> [Task to carry out] Without skipping anything, write out each record below exactly.

- - - - - - -

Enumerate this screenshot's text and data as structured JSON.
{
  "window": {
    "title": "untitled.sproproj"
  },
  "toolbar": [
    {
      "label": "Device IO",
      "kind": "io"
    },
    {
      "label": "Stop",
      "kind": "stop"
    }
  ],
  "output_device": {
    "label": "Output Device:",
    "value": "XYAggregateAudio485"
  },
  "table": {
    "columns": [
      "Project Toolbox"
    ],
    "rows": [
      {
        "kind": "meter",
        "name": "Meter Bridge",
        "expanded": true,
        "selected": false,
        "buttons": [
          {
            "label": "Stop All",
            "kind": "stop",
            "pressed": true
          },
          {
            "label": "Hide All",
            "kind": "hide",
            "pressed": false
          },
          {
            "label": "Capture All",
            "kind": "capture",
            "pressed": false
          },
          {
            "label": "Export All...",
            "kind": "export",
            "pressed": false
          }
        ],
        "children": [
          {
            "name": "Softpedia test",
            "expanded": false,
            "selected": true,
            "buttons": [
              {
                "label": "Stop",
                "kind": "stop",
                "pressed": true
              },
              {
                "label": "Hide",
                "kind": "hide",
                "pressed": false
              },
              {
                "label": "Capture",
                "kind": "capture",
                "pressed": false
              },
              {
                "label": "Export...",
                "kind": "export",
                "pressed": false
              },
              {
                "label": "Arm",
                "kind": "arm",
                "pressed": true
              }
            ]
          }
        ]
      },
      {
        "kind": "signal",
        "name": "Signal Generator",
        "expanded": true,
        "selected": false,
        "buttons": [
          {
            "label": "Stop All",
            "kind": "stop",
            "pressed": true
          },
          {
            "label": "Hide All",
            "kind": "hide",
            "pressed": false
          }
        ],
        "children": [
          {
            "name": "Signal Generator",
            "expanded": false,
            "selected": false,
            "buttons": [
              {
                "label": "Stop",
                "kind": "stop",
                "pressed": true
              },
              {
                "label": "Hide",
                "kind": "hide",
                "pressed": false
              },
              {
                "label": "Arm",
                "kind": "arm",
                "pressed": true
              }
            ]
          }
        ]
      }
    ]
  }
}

- - - - - - -

> [Result of this exercise]
Enumerate this screenshot's text and data as structured JSON.
{
  "window": {
    "title": "untitled.sproproj"
  },
  "toolbar": [
    {
      "label": "Device IO",
      "kind": "io"
    },
    {
      "label": "Stop",
      "kind": "stop"
    }
  ],
  "output_device": {
    "label": "Output Device:",
    "value": "XYAggregateAudio485"
  },
  "table": {
    "columns": [
      "Project Toolbox"
    ],
    "rows": [
      {
        "kind": "meter",
        "name": "Meter Bridge",
        "expanded": true,
        "selected": false,
        "buttons": [
          {
            "label": "Stop All",
            "kind": "stop",
            "pressed": true
          },
          {
            "label": "Hide All",
            "kind": "hide",
            "pressed": false
          },
          {
            "label": "Capture All",
            "kind": "capture",
            "pressed": false
          },
          {
            "label": "Export All...",
            "kind": "export",
            "pressed": false
          }
        ],
        "children": [
          {
            "name": "Softpedia test",
            "expanded": false,
            "selected": true,
            "buttons": [
              {
                "label": "Stop",
                "kind": "stop",
                "pressed": true
              },
              {
                "label": "Hide",
                "kind": "hide",
                "pressed": false
              },
              {
                "label": "Capture",
                "kind": "capture",
                "pressed": false
              },
              {
                "label": "Export...",
                "kind": "export",
                "pressed": false
              },
              {
                "label": "Arm",
                "kind": "arm",
                "pressed": true
              }
            ]
          }
        ]
      },
      {
        "kind": "signal",
        "name": "Signal Generator",
        "expanded": true,
        "selected": false,
        "buttons": [
          {
            "label": "Stop All",
            "kind": "stop",
            "pressed": true
          },
          {
            "label": "Hide All",
            "kind": "hide",
            "pressed": false
          }
        ],
        "children": [
          {
            "name": "Signal Generator",
            "expanded": false,
            "selected": false,
            "buttons": [
              {
                "label": "Stop",
                "kind": "stop",
                "pressed": true
              },
              {
                "label": "Hide",
                "kind": "hide",
                "pressed": false
              },
              {
                "label": "Arm",
                "kind": "arm",
                "pressed": true
              }
            ]
          }
        ]
      }
    ]
  }
}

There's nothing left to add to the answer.